### Goal
Wherever the word "土木工程" appears in a line, copy that line.

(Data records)
##########
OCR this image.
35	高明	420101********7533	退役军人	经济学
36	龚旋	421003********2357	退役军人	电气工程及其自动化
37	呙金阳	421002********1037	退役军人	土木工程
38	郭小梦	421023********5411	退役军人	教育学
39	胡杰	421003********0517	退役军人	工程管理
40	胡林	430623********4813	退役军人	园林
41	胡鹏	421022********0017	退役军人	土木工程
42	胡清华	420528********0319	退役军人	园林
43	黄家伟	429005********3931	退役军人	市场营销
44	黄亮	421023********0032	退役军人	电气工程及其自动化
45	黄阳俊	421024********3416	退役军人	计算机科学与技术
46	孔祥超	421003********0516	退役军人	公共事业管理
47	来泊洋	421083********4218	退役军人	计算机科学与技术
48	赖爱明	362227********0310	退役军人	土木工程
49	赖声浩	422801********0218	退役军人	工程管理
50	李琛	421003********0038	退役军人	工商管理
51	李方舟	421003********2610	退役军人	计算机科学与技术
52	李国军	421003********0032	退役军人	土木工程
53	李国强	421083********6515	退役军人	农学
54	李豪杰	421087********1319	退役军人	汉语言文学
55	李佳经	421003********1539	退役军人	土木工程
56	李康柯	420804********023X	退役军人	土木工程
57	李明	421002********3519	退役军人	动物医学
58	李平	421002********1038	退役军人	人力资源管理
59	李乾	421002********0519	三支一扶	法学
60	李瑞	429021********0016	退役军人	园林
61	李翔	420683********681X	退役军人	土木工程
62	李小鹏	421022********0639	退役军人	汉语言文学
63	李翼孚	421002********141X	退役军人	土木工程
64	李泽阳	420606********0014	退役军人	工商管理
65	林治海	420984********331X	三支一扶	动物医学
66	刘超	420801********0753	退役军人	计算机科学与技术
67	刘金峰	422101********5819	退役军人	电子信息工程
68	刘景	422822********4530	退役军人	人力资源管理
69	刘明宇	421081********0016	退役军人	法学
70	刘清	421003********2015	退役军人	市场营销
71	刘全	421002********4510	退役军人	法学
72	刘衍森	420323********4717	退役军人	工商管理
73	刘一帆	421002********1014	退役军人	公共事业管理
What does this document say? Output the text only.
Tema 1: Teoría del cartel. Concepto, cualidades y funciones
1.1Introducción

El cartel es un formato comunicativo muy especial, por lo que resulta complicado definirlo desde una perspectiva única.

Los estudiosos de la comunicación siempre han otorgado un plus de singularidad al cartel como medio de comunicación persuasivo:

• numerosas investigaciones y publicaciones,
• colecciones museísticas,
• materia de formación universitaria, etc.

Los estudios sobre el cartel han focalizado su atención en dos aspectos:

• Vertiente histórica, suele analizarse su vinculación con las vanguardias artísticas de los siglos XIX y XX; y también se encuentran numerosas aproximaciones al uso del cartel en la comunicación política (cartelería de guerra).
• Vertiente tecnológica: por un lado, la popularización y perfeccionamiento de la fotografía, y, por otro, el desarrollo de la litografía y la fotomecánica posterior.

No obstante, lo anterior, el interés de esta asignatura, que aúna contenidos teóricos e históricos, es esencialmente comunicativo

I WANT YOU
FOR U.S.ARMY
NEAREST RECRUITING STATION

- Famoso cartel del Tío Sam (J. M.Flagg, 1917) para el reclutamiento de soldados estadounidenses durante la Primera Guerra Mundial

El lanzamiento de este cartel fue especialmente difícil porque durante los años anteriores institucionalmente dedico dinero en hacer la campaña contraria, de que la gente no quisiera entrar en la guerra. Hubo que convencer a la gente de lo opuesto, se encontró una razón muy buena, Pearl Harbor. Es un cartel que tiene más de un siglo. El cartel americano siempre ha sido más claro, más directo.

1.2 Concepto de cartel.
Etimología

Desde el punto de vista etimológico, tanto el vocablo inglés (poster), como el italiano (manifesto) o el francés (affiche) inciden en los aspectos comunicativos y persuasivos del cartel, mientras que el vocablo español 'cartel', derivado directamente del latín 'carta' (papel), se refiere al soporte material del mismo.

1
##########
### Solution for this task
37	呙金阳	421002********1037	退役军人	土木工程
41	胡鹏	421022********0017	退役军人	土木工程
48	赖爱明	362227********0310	退役军人	土木工程
52	李国军	421003********0032	退役军人	土木工程
55	李佳经	421003********1539	退役军人	土木工程
56	李康柯	420804********023X	退役军人	土木工程
61	李翔	420683********681X	退役军人	土木工程
63	李翼孚	421002********141X	退役军人	土木工程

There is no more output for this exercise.